===== MATERIAL PROVIDED
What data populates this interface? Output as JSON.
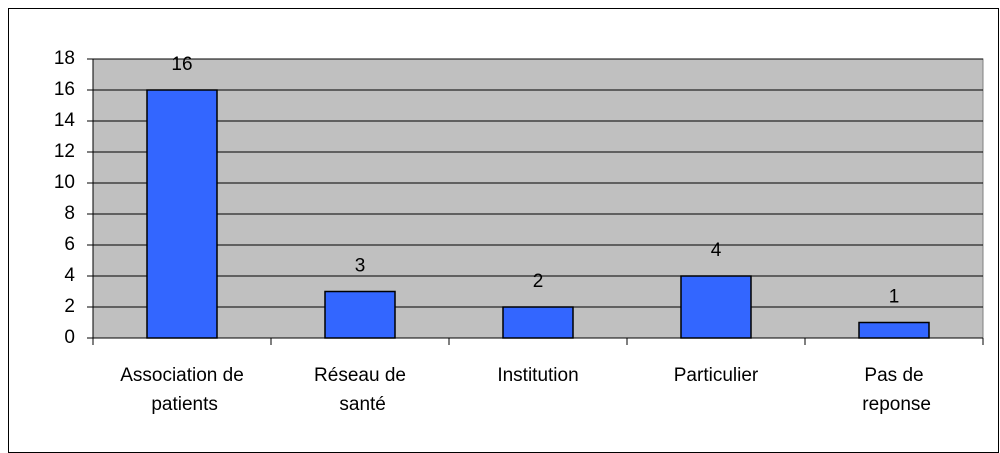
{
  "chart_data": {
    "type": "bar",
    "categories": [
      "Association de patients",
      "Réseau de santé",
      "Institution",
      "Particulier",
      "Pas de reponse"
    ],
    "values": [
      16,
      3,
      2,
      4,
      1
    ],
    "color": "#3366ff",
    "ylim": [
      0,
      18
    ],
    "yticks": [
      0,
      2,
      4,
      6,
      8,
      10,
      12,
      14,
      16,
      18
    ],
    "grid": true
  }
}
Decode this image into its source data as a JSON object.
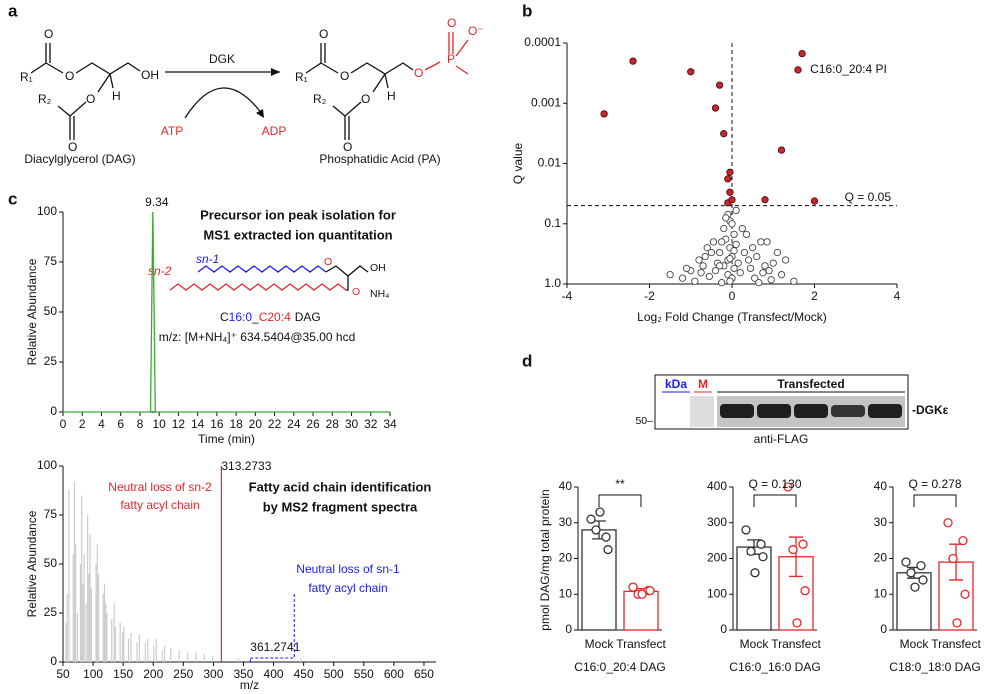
{
  "panel_labels": [
    "a",
    "b",
    "c",
    "d"
  ],
  "scheme": {
    "enzyme": "DGK",
    "cofactor_in": "ATP",
    "cofactor_out": "ADP",
    "reactant": "Diacylglycerol (DAG)",
    "product": "Phosphatidic Acid (PA)",
    "dag_atoms": [
      "R₁",
      "O",
      "O",
      "OH",
      "R₂",
      "O",
      "H",
      "O"
    ],
    "pa_atoms": [
      "R₁",
      "O",
      "O",
      "P",
      "O",
      "O⁻",
      "O",
      "R₂",
      "O",
      "H",
      "O"
    ]
  },
  "blot": {
    "kda": "kDa",
    "marker": "M",
    "lanes_label": "Transfected",
    "protein": "-DGKε",
    "size_marker": "50–",
    "antibody": "anti-FLAG"
  },
  "chart_data": [
    {
      "type": "scatter",
      "x_label": "Log₂ Fold Change (Transfect/Mock)",
      "y_label": "Q value",
      "y_scale": "log",
      "xlim": [
        -4,
        4
      ],
      "xticks": [
        -4,
        -2,
        0,
        2,
        4
      ],
      "ylim": [
        1,
        0.0001
      ],
      "yticks": [
        0.0001,
        0.001,
        0.01,
        0.1,
        {
          "value": 1,
          "label": "1.0"
        }
      ],
      "threshold": {
        "value": 0.05,
        "label": "Q = 0.05"
      },
      "highlight_label": "C16:0_20:4 PI",
      "series": [
        {
          "color": "#444444",
          "filled": false,
          "x": [
            -0.1,
            -0.05,
            0.0,
            -0.2,
            0.05,
            -0.15,
            -0.25,
            0.1,
            -0.05,
            -0.3,
            0.0,
            -0.1,
            0.15,
            -0.2,
            0.05,
            -0.4,
            0.2,
            -0.1,
            0.0,
            -0.05,
            0.3,
            0.5,
            0.6,
            0.8,
            0.9,
            1.0,
            1.2,
            1.5,
            0.7,
            0.4,
            0.55,
            1.1,
            0.35,
            0.45,
            0.75,
            0.65,
            -0.6,
            -0.8,
            -1.0,
            -1.2,
            -1.5,
            -0.7,
            -0.5,
            -0.9,
            -0.45,
            -0.55,
            -0.35,
            -1.1,
            -0.65,
            0.25,
            -0.15,
            0.1,
            -0.25,
            0.95,
            1.3,
            -0.75,
            0.85,
            -0.3,
            0.05,
            -0.05
          ],
          "values": [
            0.07,
            0.09,
            0.1,
            0.12,
            0.15,
            0.18,
            0.2,
            0.22,
            0.25,
            0.3,
            0.35,
            0.4,
            0.45,
            0.5,
            0.55,
            0.6,
            0.65,
            0.7,
            0.8,
            0.9,
            0.3,
            0.25,
            0.35,
            0.5,
            0.6,
            0.45,
            0.7,
            0.9,
            0.2,
            0.4,
            0.8,
            0.3,
            0.15,
            0.55,
            0.65,
            0.95,
            0.25,
            0.4,
            0.6,
            0.8,
            0.7,
            0.5,
            0.3,
            0.9,
            0.2,
            0.75,
            0.45,
            0.55,
            0.35,
            0.12,
            0.08,
            0.06,
            0.95,
            0.85,
            0.4,
            0.65,
            0.2,
            0.5,
            0.28,
            0.38
          ]
        },
        {
          "color": "#c8282d",
          "filled": true,
          "x": [
            1.7,
            1.6,
            -2.4,
            -1.0,
            -0.3,
            -3.1,
            -0.4,
            1.2,
            -0.2,
            -0.05,
            -0.1,
            -0.05,
            0.8,
            2.0,
            -0.1,
            0.0
          ],
          "values": [
            0.00015,
            0.00028,
            0.0002,
            0.0003,
            0.0005,
            0.0015,
            0.0012,
            0.006,
            0.0032,
            0.014,
            0.018,
            0.03,
            0.04,
            0.042,
            0.045,
            0.04
          ]
        }
      ]
    },
    {
      "type": "line",
      "x_label": "Time (min)",
      "y_label": "Relative Abundance",
      "xlim": [
        0,
        34
      ],
      "xticks": [
        0,
        2,
        4,
        6,
        8,
        10,
        12,
        14,
        16,
        18,
        20,
        22,
        24,
        26,
        28,
        30,
        32,
        34
      ],
      "ylim": [
        0,
        100
      ],
      "yticks": [
        0,
        25,
        50,
        75,
        100
      ],
      "series": [
        {
          "color": "#3aaa35",
          "x": [
            0,
            9.1,
            9.34,
            9.6,
            34
          ],
          "values": [
            0,
            0,
            100,
            0,
            0
          ]
        }
      ],
      "notes": [
        "Precursor ion peak isolation for",
        "MS1 extracted ion quantitation"
      ],
      "chains": [
        "sn-1",
        "sn-2"
      ],
      "structure_atoms": [
        "O",
        "O",
        "OH",
        "NH₄"
      ],
      "formula_parts": [
        "C",
        "16:0",
        "_",
        "C20:4",
        "DAG"
      ],
      "mz_line": "m/z: [M+NH₄]⁺ 634.5404@35.00 hcd"
    },
    {
      "type": "stem",
      "x_label": "m/z",
      "y_label": "Relative Abundance",
      "xlim": [
        50,
        670
      ],
      "xticks": [
        50,
        100,
        150,
        200,
        250,
        300,
        350,
        400,
        450,
        500,
        550,
        600,
        650
      ],
      "ylim": [
        0,
        100
      ],
      "yticks": [
        0,
        25,
        50,
        75,
        100
      ],
      "series": [
        {
          "color": "#cccccc",
          "x": [
            55,
            57,
            60,
            67,
            69,
            71,
            74,
            79,
            81,
            83,
            85,
            88,
            91,
            93,
            95,
            97,
            105,
            107,
            109,
            117,
            119,
            121,
            123,
            131,
            135,
            137,
            145,
            149,
            151,
            159,
            163,
            173,
            177,
            187,
            191,
            201,
            205,
            215,
            219,
            229,
            243,
            257,
            271,
            285,
            299,
            341,
            445
          ],
          "values": [
            20,
            35,
            88,
            55,
            92,
            60,
            25,
            50,
            85,
            40,
            55,
            30,
            75,
            45,
            65,
            38,
            50,
            60,
            45,
            35,
            40,
            30,
            25,
            22,
            30,
            18,
            20,
            15,
            18,
            12,
            15,
            10,
            14,
            10,
            12,
            8,
            12,
            6,
            8,
            7,
            6,
            5,
            5,
            4,
            3,
            2,
            2
          ]
        },
        {
          "color": "#e8262a",
          "x": [
            313.2733
          ],
          "values": [
            100
          ],
          "label": true
        },
        {
          "color": "#1a1aff",
          "x": [
            361.2741
          ],
          "values": [
            2
          ],
          "label": true,
          "dashed": true
        }
      ],
      "sn2_note": [
        "Neutral loss of sn-2",
        "fatty acyl chain"
      ],
      "notes": [
        "Fatty acid chain identification",
        "by MS2 fragment spectra"
      ],
      "sn1_note": [
        "Neutral loss of sn-1",
        "fatty acyl chain"
      ]
    },
    {
      "type": "bar",
      "title": "C16:0_20:4 DAG",
      "y_label": "pmol DAG/mg total protein",
      "categories": [
        "Mock",
        "Transfect"
      ],
      "colors": [
        "#333333",
        "#e8262a"
      ],
      "ylim": [
        0,
        40
      ],
      "yticks": [
        0,
        10,
        20,
        30,
        40
      ],
      "values": [
        28,
        10.8
      ],
      "errors": [
        2.5,
        0.8
      ],
      "points": [
        [
          31,
          26,
          28,
          22.5,
          33
        ],
        [
          12,
          11,
          10,
          11,
          10
        ]
      ],
      "comparison_label": "**"
    },
    {
      "type": "bar",
      "title": "C16:0_16:0 DAG",
      "categories": [
        "Mock",
        "Transfect"
      ],
      "colors": [
        "#333333",
        "#e8262a"
      ],
      "ylim": [
        0,
        400
      ],
      "yticks": [
        0,
        100,
        200,
        300,
        400
      ],
      "values": [
        232,
        205
      ],
      "errors": [
        20,
        55
      ],
      "points": [
        [
          280,
          240,
          220,
          205,
          160
        ],
        [
          400,
          240,
          225,
          110,
          20
        ]
      ],
      "comparison_label": "Q = 0.130"
    },
    {
      "type": "bar",
      "title": "C18:0_18:0 DAG",
      "categories": [
        "Mock",
        "Transfect"
      ],
      "colors": [
        "#333333",
        "#e8262a"
      ],
      "ylim": [
        0,
        40
      ],
      "yticks": [
        0,
        10,
        20,
        30,
        40
      ],
      "values": [
        16,
        19
      ],
      "errors": [
        1.5,
        5
      ],
      "points": [
        [
          19,
          18,
          16,
          14,
          12
        ],
        [
          30,
          25,
          20,
          10,
          2
        ]
      ],
      "comparison_label": "Q = 0.278"
    }
  ]
}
==========
▶ BRIEF
Among the lines above, which contain the word "true"? Copy every one.

▶ TASK SOLUTION
    "grid": true
          "filled": true,
          "label": true
          "label": true,
          "dashed": true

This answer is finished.